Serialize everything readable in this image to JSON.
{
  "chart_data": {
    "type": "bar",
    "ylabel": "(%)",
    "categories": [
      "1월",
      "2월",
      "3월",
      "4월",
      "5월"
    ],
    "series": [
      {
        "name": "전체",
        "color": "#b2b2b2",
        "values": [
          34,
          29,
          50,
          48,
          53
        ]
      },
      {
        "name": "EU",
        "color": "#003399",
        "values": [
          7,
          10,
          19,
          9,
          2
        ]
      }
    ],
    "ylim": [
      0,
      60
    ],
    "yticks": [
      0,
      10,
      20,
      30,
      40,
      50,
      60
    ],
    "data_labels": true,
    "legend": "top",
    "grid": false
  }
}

☆ ☆ ☆ ☆

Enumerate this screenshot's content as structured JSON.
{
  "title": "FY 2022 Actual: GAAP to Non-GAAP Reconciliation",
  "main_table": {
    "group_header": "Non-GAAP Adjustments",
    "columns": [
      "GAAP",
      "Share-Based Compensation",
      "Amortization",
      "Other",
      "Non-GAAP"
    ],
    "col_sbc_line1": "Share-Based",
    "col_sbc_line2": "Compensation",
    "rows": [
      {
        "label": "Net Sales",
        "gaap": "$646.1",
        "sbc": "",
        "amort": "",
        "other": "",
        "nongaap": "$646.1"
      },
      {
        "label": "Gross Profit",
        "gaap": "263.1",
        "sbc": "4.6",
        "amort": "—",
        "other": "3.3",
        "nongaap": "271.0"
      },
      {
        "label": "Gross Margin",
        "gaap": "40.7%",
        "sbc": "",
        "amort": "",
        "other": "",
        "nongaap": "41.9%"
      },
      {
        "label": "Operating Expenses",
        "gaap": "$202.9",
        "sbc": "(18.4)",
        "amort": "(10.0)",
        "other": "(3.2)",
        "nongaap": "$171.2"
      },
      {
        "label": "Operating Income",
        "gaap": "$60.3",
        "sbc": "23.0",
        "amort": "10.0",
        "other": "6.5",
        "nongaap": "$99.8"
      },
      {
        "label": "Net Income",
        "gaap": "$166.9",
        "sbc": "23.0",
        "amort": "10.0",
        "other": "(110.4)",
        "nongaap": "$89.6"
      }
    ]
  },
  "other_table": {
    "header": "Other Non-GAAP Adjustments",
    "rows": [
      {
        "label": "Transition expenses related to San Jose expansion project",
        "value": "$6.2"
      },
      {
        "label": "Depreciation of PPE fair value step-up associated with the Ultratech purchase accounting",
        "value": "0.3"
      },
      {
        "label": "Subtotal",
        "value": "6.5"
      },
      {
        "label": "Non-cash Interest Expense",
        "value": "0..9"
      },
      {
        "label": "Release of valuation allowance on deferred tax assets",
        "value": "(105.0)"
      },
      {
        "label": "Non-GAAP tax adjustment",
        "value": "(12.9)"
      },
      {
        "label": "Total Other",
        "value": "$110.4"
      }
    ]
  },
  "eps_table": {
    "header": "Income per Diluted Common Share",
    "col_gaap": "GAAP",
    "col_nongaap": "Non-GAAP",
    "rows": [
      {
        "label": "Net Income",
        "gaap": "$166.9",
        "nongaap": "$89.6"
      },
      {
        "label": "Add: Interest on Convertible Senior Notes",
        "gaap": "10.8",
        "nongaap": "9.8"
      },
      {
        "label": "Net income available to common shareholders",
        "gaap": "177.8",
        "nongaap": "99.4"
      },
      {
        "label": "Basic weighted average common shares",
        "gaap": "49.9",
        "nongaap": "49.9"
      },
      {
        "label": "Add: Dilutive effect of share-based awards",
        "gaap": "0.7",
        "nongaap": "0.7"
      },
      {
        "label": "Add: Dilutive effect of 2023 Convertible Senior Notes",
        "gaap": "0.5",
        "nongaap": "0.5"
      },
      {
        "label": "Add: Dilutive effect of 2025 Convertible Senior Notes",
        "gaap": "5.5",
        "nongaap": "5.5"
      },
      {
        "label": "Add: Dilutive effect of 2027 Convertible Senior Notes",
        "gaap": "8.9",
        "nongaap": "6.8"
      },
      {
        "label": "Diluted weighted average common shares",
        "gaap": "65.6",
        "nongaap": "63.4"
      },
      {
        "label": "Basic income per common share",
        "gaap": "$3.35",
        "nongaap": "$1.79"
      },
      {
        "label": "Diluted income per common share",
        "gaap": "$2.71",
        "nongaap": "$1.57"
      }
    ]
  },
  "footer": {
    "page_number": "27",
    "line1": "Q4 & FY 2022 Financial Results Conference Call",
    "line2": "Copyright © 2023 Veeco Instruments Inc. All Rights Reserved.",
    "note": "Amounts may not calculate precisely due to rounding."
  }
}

☆ ☆ ☆ ☆

**Exercise goal:**
Copy every line of the listing that contains the word "Basic".

**Answer below:**
        "label": "Basic weighted average common shares",
        "label": "Basic income per common share",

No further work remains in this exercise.